Below is a set of records. Repeat all of them exactly.
↓↓↓
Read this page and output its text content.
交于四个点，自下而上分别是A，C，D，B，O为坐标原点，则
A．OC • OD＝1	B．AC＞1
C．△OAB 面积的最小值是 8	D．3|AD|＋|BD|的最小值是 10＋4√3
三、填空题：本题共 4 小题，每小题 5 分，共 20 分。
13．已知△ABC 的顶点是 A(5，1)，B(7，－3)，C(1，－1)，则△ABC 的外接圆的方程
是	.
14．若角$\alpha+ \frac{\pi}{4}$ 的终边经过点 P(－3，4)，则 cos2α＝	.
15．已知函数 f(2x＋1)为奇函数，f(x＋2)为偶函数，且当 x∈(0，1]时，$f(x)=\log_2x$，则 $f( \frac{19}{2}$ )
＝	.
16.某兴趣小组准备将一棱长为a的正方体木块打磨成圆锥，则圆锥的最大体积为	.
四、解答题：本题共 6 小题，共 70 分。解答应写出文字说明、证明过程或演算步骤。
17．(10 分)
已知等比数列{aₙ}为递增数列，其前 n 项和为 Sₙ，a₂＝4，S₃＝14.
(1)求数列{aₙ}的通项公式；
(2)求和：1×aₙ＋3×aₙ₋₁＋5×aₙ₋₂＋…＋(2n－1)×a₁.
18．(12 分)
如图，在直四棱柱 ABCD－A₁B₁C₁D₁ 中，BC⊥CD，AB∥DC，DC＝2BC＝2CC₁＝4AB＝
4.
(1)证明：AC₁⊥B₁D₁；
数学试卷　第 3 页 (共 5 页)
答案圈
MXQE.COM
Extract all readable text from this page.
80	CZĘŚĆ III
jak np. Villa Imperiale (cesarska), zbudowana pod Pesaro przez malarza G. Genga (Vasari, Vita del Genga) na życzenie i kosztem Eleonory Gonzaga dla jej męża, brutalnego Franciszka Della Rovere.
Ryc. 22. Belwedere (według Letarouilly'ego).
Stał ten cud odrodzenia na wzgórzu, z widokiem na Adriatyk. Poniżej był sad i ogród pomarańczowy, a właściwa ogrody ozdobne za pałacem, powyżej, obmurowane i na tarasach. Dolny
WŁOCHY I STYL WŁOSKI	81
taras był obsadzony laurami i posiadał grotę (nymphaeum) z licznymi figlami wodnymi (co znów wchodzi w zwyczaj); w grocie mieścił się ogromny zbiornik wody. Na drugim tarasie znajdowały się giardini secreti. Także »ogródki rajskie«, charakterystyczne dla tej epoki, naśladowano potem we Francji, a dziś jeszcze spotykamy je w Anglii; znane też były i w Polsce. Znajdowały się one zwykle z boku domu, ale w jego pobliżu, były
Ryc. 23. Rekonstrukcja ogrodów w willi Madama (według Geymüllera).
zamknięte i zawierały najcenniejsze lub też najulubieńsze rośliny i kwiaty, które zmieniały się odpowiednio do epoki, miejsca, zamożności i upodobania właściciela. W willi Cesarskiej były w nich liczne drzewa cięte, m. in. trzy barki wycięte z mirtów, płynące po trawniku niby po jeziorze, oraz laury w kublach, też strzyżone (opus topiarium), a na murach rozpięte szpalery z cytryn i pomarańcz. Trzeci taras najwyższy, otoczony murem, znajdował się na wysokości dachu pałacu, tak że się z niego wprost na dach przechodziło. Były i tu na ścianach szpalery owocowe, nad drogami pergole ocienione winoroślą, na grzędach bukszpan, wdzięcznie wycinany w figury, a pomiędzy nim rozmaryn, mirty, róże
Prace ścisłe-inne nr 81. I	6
↑↑↑
[Exercise output]
Read this page and output its text content.
交于四个点，自下而上分别是A，C，D，B，O为坐标原点，则
A．OC • OD＝1	B．AC＞1
C．△OAB 面积的最小值是 8	D．3|AD|＋|BD|的最小值是 10＋4√3
三、填空题：本题共 4 小题，每小题 5 分，共 20 分。
13．已知△ABC 的顶点是 A(5，1)，B(7，－3)，C(1，－1)，则△ABC 的外接圆的方程
是	.
14．若角$\alpha+ \frac{\pi}{4}$ 的终边经过点 P(－3，4)，则 cos2α＝	.
15．已知函数 f(2x＋1)为奇函数，f(x＋2)为偶函数，且当 x∈(0，1]时，$f(x)=\log_2x$，则 $f( \frac{19}{2}$ )
＝	.
16.某兴趣小组准备将一棱长为a的正方体木块打磨成圆锥，则圆锥的最大体积为	.
四、解答题：本题共 6 小题，共 70 分。解答应写出文字说明、证明过程或演算步骤。
17．(10 分)
已知等比数列{aₙ}为递增数列，其前 n 项和为 Sₙ，a₂＝4，S₃＝14.
(1)求数列{aₙ}的通项公式；
(2)求和：1×aₙ＋3×aₙ₋₁＋5×aₙ₋₂＋…＋(2n－1)×a₁.
18．(12 分)
如图，在直四棱柱 ABCD－A₁B₁C₁D₁ 中，BC⊥CD，AB∥DC，DC＝2BC＝2CC₁＝4AB＝
4.
(1)证明：AC₁⊥B₁D₁；
数学试卷　第 3 页 (共 5 页)
答案圈
MXQE.COM
Extract all readable text from this page.
80	CZĘŚĆ III
jak np. Villa Imperiale (cesarska), zbudowana pod Pesaro przez malarza G. Genga (Vasari, Vita del Genga) na życzenie i kosztem Eleonory Gonzaga dla jej męża, brutalnego Franciszka Della Rovere.
Ryc. 22. Belwedere (według Letarouilly'ego).
Stał ten cud odrodzenia na wzgórzu, z widokiem na Adriatyk. Poniżej był sad i ogród pomarańczowy, a właściwa ogrody ozdobne za pałacem, powyżej, obmurowane i na tarasach. Dolny
WŁOCHY I STYL WŁOSKI	81
taras był obsadzony laurami i posiadał grotę (nymphaeum) z licznymi figlami wodnymi (co znów wchodzi w zwyczaj); w grocie mieścił się ogromny zbiornik wody. Na drugim tarasie znajdowały się giardini secreti. Także »ogródki rajskie«, charakterystyczne dla tej epoki, naśladowano potem we Francji, a dziś jeszcze spotykamy je w Anglii; znane też były i w Polsce. Znajdowały się one zwykle z boku domu, ale w jego pobliżu, były
Ryc. 23. Rekonstrukcja ogrodów w willi Madama (według Geymüllera).
zamknięte i zawierały najcenniejsze lub też najulubieńsze rośliny i kwiaty, które zmieniały się odpowiednio do epoki, miejsca, zamożności i upodobania właściciela. W willi Cesarskiej były w nich liczne drzewa cięte, m. in. trzy barki wycięte z mirtów, płynące po trawniku niby po jeziorze, oraz laury w kublach, też strzyżone (opus topiarium), a na murach rozpięte szpalery z cytryn i pomarańcz. Trzeci taras najwyższy, otoczony murem, znajdował się na wysokości dachu pałacu, tak że się z niego wprost na dach przechodziło. Były i tu na ścianach szpalery owocowe, nad drogami pergole ocienione winoroślą, na grzędach bukszpan, wdzięcznie wycinany w figury, a pomiędzy nim rozmaryn, mirty, róże
Prace ścisłe-inne nr 81. I	6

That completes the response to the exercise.